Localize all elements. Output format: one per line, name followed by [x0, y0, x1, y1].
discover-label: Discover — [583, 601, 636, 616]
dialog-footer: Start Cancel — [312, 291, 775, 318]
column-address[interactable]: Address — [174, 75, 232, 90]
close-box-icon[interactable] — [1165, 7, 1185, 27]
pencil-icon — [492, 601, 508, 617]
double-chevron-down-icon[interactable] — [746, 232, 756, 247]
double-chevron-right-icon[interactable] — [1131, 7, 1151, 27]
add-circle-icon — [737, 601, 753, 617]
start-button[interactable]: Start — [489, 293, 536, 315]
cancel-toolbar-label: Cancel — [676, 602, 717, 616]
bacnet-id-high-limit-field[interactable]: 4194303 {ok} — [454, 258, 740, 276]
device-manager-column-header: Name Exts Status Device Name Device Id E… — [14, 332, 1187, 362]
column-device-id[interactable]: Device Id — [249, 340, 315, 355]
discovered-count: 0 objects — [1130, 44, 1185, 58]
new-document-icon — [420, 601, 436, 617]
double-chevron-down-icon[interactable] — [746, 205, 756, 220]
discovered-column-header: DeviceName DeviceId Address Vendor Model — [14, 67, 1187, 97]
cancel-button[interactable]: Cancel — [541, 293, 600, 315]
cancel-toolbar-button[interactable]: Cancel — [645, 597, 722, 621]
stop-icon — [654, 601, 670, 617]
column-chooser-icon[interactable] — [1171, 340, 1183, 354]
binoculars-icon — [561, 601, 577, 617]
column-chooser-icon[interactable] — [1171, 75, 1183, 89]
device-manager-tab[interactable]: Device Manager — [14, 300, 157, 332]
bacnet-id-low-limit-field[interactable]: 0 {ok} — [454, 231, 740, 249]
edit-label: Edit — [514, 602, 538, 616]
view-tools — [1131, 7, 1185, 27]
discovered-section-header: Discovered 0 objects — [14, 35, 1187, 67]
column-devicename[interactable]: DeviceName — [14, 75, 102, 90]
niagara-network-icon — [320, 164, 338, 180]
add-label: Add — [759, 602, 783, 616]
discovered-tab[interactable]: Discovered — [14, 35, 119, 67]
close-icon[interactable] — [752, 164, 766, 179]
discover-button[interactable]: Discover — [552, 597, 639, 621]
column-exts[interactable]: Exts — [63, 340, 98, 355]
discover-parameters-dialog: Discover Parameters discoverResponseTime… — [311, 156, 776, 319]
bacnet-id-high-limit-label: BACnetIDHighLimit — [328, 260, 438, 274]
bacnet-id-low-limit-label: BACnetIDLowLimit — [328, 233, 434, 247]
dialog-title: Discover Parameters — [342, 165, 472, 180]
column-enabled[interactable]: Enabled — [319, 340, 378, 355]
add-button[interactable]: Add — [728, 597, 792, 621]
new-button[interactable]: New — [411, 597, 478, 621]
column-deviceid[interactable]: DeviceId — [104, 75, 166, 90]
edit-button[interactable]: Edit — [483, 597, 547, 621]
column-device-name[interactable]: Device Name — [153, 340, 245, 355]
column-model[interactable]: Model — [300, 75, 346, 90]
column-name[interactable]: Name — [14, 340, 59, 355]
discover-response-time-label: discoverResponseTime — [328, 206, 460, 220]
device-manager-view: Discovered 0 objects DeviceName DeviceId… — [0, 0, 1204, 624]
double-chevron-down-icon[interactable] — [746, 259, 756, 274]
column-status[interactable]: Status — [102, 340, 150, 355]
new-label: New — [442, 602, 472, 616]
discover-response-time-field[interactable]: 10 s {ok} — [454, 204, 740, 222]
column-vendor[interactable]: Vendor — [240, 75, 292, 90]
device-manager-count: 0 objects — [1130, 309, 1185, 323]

Directive:
Give back the listing above line for line, leaving every character unchanged.

Solution for this problem:
Localize all elements. Output format: one per line, name followed by [x0, y0, x1, y1].
discover-label: Discover — [583, 601, 636, 616]
dialog-footer: Start Cancel — [312, 291, 775, 318]
column-address[interactable]: Address — [174, 75, 232, 90]
close-box-icon[interactable] — [1165, 7, 1185, 27]
pencil-icon — [492, 601, 508, 617]
double-chevron-down-icon[interactable] — [746, 232, 756, 247]
double-chevron-right-icon[interactable] — [1131, 7, 1151, 27]
add-circle-icon — [737, 601, 753, 617]
start-button[interactable]: Start — [489, 293, 536, 315]
cancel-toolbar-label: Cancel — [676, 602, 717, 616]
bacnet-id-high-limit-field[interactable]: 4194303 {ok} — [454, 258, 740, 276]
device-manager-column-header: Name Exts Status Device Name Device Id E… — [14, 332, 1187, 362]
column-device-id[interactable]: Device Id — [249, 340, 315, 355]
discovered-count: 0 objects — [1130, 44, 1185, 58]
new-document-icon — [420, 601, 436, 617]
double-chevron-down-icon[interactable] — [746, 205, 756, 220]
discovered-column-header: DeviceName DeviceId Address Vendor Model — [14, 67, 1187, 97]
cancel-button[interactable]: Cancel — [541, 293, 600, 315]
cancel-toolbar-button[interactable]: Cancel — [645, 597, 722, 621]
stop-icon — [654, 601, 670, 617]
column-chooser-icon[interactable] — [1171, 340, 1183, 354]
binoculars-icon — [561, 601, 577, 617]
column-chooser-icon[interactable] — [1171, 75, 1183, 89]
device-manager-tab[interactable]: Device Manager — [14, 300, 157, 332]
bacnet-id-low-limit-field[interactable]: 0 {ok} — [454, 231, 740, 249]
edit-label: Edit — [514, 602, 538, 616]
view-tools — [1131, 7, 1185, 27]
discovered-section-header: Discovered 0 objects — [14, 35, 1187, 67]
column-devicename[interactable]: DeviceName — [14, 75, 102, 90]
niagara-network-icon — [320, 164, 338, 180]
add-label: Add — [759, 602, 783, 616]
discovered-tab[interactable]: Discovered — [14, 35, 119, 67]
close-icon[interactable] — [752, 164, 766, 179]
discover-button[interactable]: Discover — [552, 597, 639, 621]
column-exts[interactable]: Exts — [63, 340, 98, 355]
discover-parameters-dialog: Discover Parameters discoverResponseTime… — [311, 156, 776, 319]
bacnet-id-high-limit-label: BACnetIDHighLimit — [328, 260, 438, 274]
bacnet-id-low-limit-label: BACnetIDLowLimit — [328, 233, 434, 247]
dialog-title: Discover Parameters — [342, 165, 472, 180]
column-enabled[interactable]: Enabled — [319, 340, 378, 355]
add-button[interactable]: Add — [728, 597, 792, 621]
new-button[interactable]: New — [411, 597, 478, 621]
column-deviceid[interactable]: DeviceId — [104, 75, 166, 90]
edit-button[interactable]: Edit — [483, 597, 547, 621]
column-device-name[interactable]: Device Name — [153, 340, 245, 355]
column-model[interactable]: Model — [300, 75, 346, 90]
column-name[interactable]: Name — [14, 340, 59, 355]
discover-response-time-label: discoverResponseTime — [328, 206, 460, 220]
device-manager-view: Discovered 0 objects DeviceName DeviceId… — [0, 0, 1204, 624]
double-chevron-down-icon[interactable] — [746, 259, 756, 274]
column-status[interactable]: Status — [102, 340, 150, 355]
new-label: New — [442, 602, 472, 616]
discover-response-time-field[interactable]: 10 s {ok} — [454, 204, 740, 222]
column-vendor[interactable]: Vendor — [240, 75, 292, 90]
device-manager-count: 0 objects — [1130, 309, 1185, 323]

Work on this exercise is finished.